Goal: Retype the material that follows, keeping every word as it is.

Records provided:
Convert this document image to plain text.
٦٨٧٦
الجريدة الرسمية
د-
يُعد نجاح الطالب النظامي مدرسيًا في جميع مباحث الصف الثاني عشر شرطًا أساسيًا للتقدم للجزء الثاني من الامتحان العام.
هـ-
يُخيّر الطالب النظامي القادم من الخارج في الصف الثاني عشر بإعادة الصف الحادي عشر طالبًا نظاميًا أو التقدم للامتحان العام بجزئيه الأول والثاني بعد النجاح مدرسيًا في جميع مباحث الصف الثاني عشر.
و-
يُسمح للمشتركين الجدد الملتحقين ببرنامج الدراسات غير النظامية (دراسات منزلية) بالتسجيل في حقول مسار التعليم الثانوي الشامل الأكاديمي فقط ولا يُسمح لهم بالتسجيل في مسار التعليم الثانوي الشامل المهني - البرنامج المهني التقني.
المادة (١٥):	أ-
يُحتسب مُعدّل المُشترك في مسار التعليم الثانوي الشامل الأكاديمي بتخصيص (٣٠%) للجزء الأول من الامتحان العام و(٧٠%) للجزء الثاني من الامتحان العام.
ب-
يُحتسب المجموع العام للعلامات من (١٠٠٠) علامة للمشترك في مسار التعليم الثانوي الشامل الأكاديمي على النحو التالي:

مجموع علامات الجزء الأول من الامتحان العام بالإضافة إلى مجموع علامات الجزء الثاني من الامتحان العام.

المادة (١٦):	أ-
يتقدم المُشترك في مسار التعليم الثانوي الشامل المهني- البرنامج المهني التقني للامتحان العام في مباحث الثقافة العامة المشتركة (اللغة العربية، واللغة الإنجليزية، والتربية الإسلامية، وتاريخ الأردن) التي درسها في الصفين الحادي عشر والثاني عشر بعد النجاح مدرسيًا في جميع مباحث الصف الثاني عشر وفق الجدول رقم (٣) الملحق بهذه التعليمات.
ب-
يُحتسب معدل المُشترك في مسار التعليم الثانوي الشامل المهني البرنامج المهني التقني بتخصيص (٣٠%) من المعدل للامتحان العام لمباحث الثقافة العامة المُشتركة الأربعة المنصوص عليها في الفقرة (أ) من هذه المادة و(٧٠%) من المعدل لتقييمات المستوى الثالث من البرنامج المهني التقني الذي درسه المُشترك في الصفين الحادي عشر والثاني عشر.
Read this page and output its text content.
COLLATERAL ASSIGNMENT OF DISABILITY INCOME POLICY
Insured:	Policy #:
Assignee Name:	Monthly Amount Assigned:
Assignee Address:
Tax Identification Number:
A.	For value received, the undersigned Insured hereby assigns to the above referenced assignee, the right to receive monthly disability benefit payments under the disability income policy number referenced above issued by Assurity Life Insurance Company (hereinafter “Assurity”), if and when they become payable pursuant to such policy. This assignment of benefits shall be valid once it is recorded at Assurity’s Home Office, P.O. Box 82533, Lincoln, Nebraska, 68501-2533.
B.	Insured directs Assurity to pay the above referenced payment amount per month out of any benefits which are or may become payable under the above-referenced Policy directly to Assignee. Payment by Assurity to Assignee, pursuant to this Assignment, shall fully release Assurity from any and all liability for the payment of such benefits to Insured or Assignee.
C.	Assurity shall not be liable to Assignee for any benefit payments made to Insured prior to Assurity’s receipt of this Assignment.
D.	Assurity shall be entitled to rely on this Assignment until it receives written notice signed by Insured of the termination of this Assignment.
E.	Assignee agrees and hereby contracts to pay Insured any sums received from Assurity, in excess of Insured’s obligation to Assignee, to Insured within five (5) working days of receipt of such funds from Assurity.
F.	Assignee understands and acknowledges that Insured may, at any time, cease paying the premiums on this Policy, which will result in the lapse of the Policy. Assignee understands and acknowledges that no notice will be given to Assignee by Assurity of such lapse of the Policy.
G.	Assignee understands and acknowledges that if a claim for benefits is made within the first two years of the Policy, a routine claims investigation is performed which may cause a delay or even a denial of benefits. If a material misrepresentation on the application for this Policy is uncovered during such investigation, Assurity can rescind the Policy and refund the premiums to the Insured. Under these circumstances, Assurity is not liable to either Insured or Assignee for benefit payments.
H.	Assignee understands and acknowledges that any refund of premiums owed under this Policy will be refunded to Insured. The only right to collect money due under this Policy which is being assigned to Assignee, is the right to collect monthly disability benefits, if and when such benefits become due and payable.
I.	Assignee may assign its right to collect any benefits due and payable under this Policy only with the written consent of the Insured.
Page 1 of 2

Solution:
Convert this document image to plain text.
٦٨٧٦
الجريدة الرسمية
د-
يُعد نجاح الطالب النظامي مدرسيًا في جميع مباحث الصف الثاني عشر شرطًا أساسيًا للتقدم للجزء الثاني من الامتحان العام.
هـ-
يُخيّر الطالب النظامي القادم من الخارج في الصف الثاني عشر بإعادة الصف الحادي عشر طالبًا نظاميًا أو التقدم للامتحان العام بجزئيه الأول والثاني بعد النجاح مدرسيًا في جميع مباحث الصف الثاني عشر.
و-
يُسمح للمشتركين الجدد الملتحقين ببرنامج الدراسات غير النظامية (دراسات منزلية) بالتسجيل في حقول مسار التعليم الثانوي الشامل الأكاديمي فقط ولا يُسمح لهم بالتسجيل في مسار التعليم الثانوي الشامل المهني - البرنامج المهني التقني.
المادة (١٥):	أ-
يُحتسب مُعدّل المُشترك في مسار التعليم الثانوي الشامل الأكاديمي بتخصيص (٣٠%) للجزء الأول من الامتحان العام و(٧٠%) للجزء الثاني من الامتحان العام.
ب-
يُحتسب المجموع العام للعلامات من (١٠٠٠) علامة للمشترك في مسار التعليم الثانوي الشامل الأكاديمي على النحو التالي:

مجموع علامات الجزء الأول من الامتحان العام بالإضافة إلى مجموع علامات الجزء الثاني من الامتحان العام.

المادة (١٦):	أ-
يتقدم المُشترك في مسار التعليم الثانوي الشامل المهني- البرنامج المهني التقني للامتحان العام في مباحث الثقافة العامة المشتركة (اللغة العربية، واللغة الإنجليزية، والتربية الإسلامية، وتاريخ الأردن) التي درسها في الصفين الحادي عشر والثاني عشر بعد النجاح مدرسيًا في جميع مباحث الصف الثاني عشر وفق الجدول رقم (٣) الملحق بهذه التعليمات.
ب-
يُحتسب معدل المُشترك في مسار التعليم الثانوي الشامل المهني البرنامج المهني التقني بتخصيص (٣٠%) من المعدل للامتحان العام لمباحث الثقافة العامة المُشتركة الأربعة المنصوص عليها في الفقرة (أ) من هذه المادة و(٧٠%) من المعدل لتقييمات المستوى الثالث من البرنامج المهني التقني الذي درسه المُشترك في الصفين الحادي عشر والثاني عشر.
Read this page and output its text content.
COLLATERAL ASSIGNMENT OF DISABILITY INCOME POLICY
Insured:	Policy #:
Assignee Name:	Monthly Amount Assigned:
Assignee Address:
Tax Identification Number:
A.	For value received, the undersigned Insured hereby assigns to the above referenced assignee, the right to receive monthly disability benefit payments under the disability income policy number referenced above issued by Assurity Life Insurance Company (hereinafter “Assurity”), if and when they become payable pursuant to such policy. This assignment of benefits shall be valid once it is recorded at Assurity’s Home Office, P.O. Box 82533, Lincoln, Nebraska, 68501-2533.
B.	Insured directs Assurity to pay the above referenced payment amount per month out of any benefits which are or may become payable under the above-referenced Policy directly to Assignee. Payment by Assurity to Assignee, pursuant to this Assignment, shall fully release Assurity from any and all liability for the payment of such benefits to Insured or Assignee.
C.	Assurity shall not be liable to Assignee for any benefit payments made to Insured prior to Assurity’s receipt of this Assignment.
D.	Assurity shall be entitled to rely on this Assignment until it receives written notice signed by Insured of the termination of this Assignment.
E.	Assignee agrees and hereby contracts to pay Insured any sums received from Assurity, in excess of Insured’s obligation to Assignee, to Insured within five (5) working days of receipt of such funds from Assurity.
F.	Assignee understands and acknowledges that Insured may, at any time, cease paying the premiums on this Policy, which will result in the lapse of the Policy. Assignee understands and acknowledges that no notice will be given to Assignee by Assurity of such lapse of the Policy.
G.	Assignee understands and acknowledges that if a claim for benefits is made within the first two years of the Policy, a routine claims investigation is performed which may cause a delay or even a denial of benefits. If a material misrepresentation on the application for this Policy is uncovered during such investigation, Assurity can rescind the Policy and refund the premiums to the Insured. Under these circumstances, Assurity is not liable to either Insured or Assignee for benefit payments.
H.	Assignee understands and acknowledges that any refund of premiums owed under this Policy will be refunded to Insured. The only right to collect money due under this Policy which is being assigned to Assignee, is the right to collect monthly disability benefits, if and when such benefits become due and payable.
I.	Assignee may assign its right to collect any benefits due and payable under this Policy only with the written consent of the Insured.
Page 1 of 2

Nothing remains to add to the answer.